◆ **Exercise**
Determine which lines contain the word "Required", then copy those lines.

◆ **Data rows**

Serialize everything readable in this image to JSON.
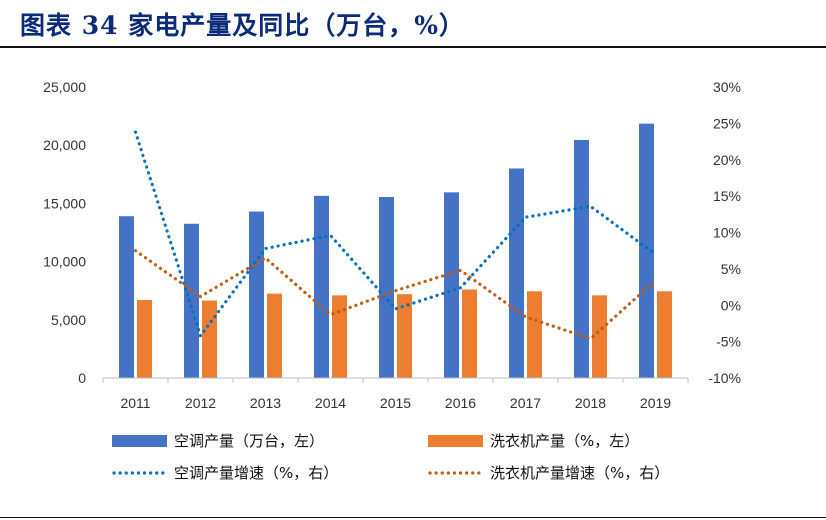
{
  "header": {
    "title": "图表 34 家电产量及同比（万台，%）"
  },
  "chart_data": {
    "type": "bar",
    "categories": [
      "2011",
      "2012",
      "2013",
      "2014",
      "2015",
      "2016",
      "2017",
      "2018",
      "2019"
    ],
    "y_left": {
      "ticks": [
        "0",
        "5,000",
        "10,000",
        "15,000",
        "20,000",
        "25,000"
      ],
      "range": [
        0,
        25000
      ]
    },
    "y_right": {
      "ticks": [
        "-10%",
        "-5%",
        "0%",
        "5%",
        "10%",
        "15%",
        "20%",
        "25%",
        "30%"
      ],
      "range": [
        -10,
        30
      ]
    },
    "grid": false,
    "legend_position": "bottom",
    "series": [
      {
        "name": "空调产量（万台，左）",
        "kind": "bar",
        "axis": "left",
        "color": "#4472C4",
        "values": [
          13900,
          13250,
          14300,
          15650,
          15550,
          15950,
          18000,
          20450,
          21850
        ]
      },
      {
        "name": "洗衣机产量（%，左）",
        "kind": "bar",
        "axis": "left",
        "color": "#ED7D31",
        "values": [
          6700,
          6650,
          7250,
          7100,
          7200,
          7600,
          7450,
          7100,
          7450
        ]
      },
      {
        "name": "空调产量增速（%，右）",
        "kind": "line",
        "style": "dotted",
        "axis": "right",
        "color": "#0070C0",
        "values": [
          23.8,
          -4.2,
          7.8,
          9.6,
          -0.5,
          2.4,
          12.1,
          13.6,
          7.0
        ]
      },
      {
        "name": "洗衣机产量增速（%，右）",
        "kind": "line",
        "style": "dotted",
        "axis": "right",
        "color": "#C55A11",
        "values": [
          7.5,
          1.2,
          6.5,
          -1.3,
          2.0,
          4.8,
          -1.6,
          -4.6,
          3.4
        ]
      }
    ]
  }
}
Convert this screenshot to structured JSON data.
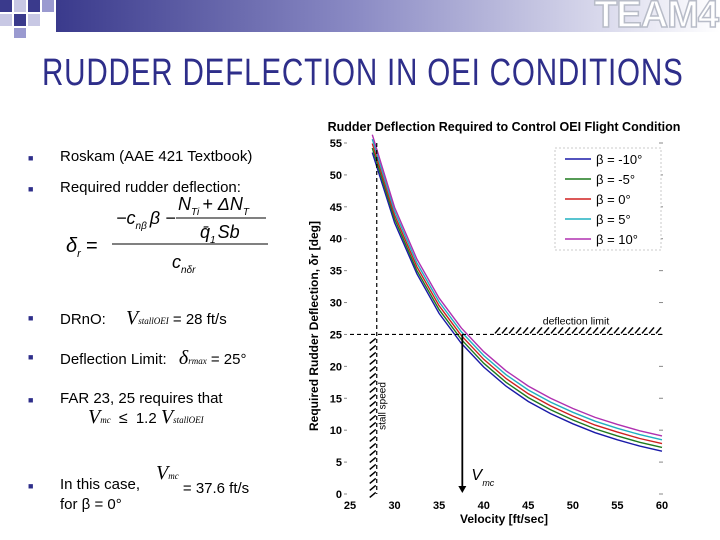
{
  "header": {
    "brand": "TEAM4"
  },
  "slide": {
    "title": "RUDDER DEFLECTION IN OEI CONDITIONS"
  },
  "bullets": {
    "b1": "Roskam (AAE 421 Textbook)",
    "b2": "Required rudder deflection:",
    "b3_label": "DRnO:",
    "b3_value": "= 28 ft/s",
    "b4_label": "Deflection Limit:",
    "b4_value": "= 25°",
    "b5_label": "FAR 23, 25 requires that",
    "b5_value": "1.2",
    "b6_line1": "In this case,",
    "b6_value": "= 37.6 ft/s",
    "b6_line2": "for β = 0°"
  },
  "math": {
    "vstall": "V",
    "vstall_sub": "stallOEI",
    "delta": "δ",
    "delta_sub": "rmax",
    "vmc": "V",
    "vmc_sub": "mc",
    "leq": "≤",
    "formula_lhs": "δ",
    "formula_lhs_sub": "r",
    "formula_eq": "=",
    "formula_num_a": "−c",
    "formula_num_a_sub": "nβ",
    "formula_num_b": "β −",
    "formula_inner_num": "N",
    "formula_inner_num_sub": "Ti",
    "formula_inner_num_rest": "+ ΔN",
    "formula_inner_num_rest_sub": "T",
    "formula_inner_den": "q̄",
    "formula_inner_den_sub": "1",
    "formula_inner_den_rest": "Sb",
    "formula_den": "c",
    "formula_den_sub": "nδr"
  },
  "chart_data": {
    "type": "line",
    "title": "Rudder Deflection Required to Control OEI Flight Condition",
    "xlabel": "Velocity [ft/sec]",
    "ylabel": "Required Rudder Deflection, δr [deg]",
    "xlim": [
      25,
      60
    ],
    "ylim": [
      0,
      55
    ],
    "xticks": [
      25,
      30,
      35,
      40,
      45,
      50,
      55,
      60
    ],
    "yticks": [
      0,
      5,
      10,
      15,
      20,
      25,
      30,
      35,
      40,
      45,
      50,
      55
    ],
    "legend_position": "top-right",
    "x": [
      27.5,
      30,
      32.5,
      35,
      37.5,
      40,
      42.5,
      45,
      47.5,
      50,
      52.5,
      55,
      57.5,
      60
    ],
    "series": [
      {
        "name": "β = -10°",
        "color": "#1a1aa8",
        "values": [
          53.5,
          42.5,
          34.5,
          28.3,
          23.6,
          19.9,
          16.9,
          14.5,
          12.6,
          11.0,
          9.6,
          8.5,
          7.5,
          6.7
        ]
      },
      {
        "name": "β = -5°",
        "color": "#1f7a1f",
        "values": [
          54.2,
          43.1,
          35.0,
          28.9,
          24.2,
          20.5,
          17.5,
          15.1,
          13.2,
          11.6,
          10.2,
          9.1,
          8.1,
          7.3
        ]
      },
      {
        "name": "β = 0°",
        "color": "#d02020",
        "values": [
          54.9,
          43.7,
          35.6,
          29.5,
          24.8,
          21.1,
          18.1,
          15.7,
          13.8,
          12.2,
          10.8,
          9.7,
          8.7,
          7.9
        ]
      },
      {
        "name": "β = 5°",
        "color": "#20b0c0",
        "values": [
          55.6,
          44.3,
          36.2,
          30.1,
          25.4,
          21.7,
          18.7,
          16.3,
          14.4,
          12.8,
          11.4,
          10.3,
          9.3,
          8.5
        ]
      },
      {
        "name": "β = 10°",
        "color": "#b030b0",
        "values": [
          56.3,
          44.9,
          36.8,
          30.7,
          26.0,
          22.3,
          19.3,
          16.9,
          15.0,
          13.4,
          12.0,
          10.9,
          9.9,
          9.1
        ]
      }
    ],
    "reference_lines": {
      "deflection_limit": {
        "y": 25,
        "label": "deflection limit"
      },
      "stall_speed": {
        "x": 28,
        "label": "stall speed"
      },
      "vmc": {
        "x": 37.6,
        "label": "V",
        "label_sub": "mc"
      }
    }
  }
}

◆ **Answer to the task**
    "b2": "Required rudder deflection:",
    "title": "Rudder Deflection Required to Control OEI Flight Condition",
    "ylabel": "Required Rudder Deflection, δr [deg]",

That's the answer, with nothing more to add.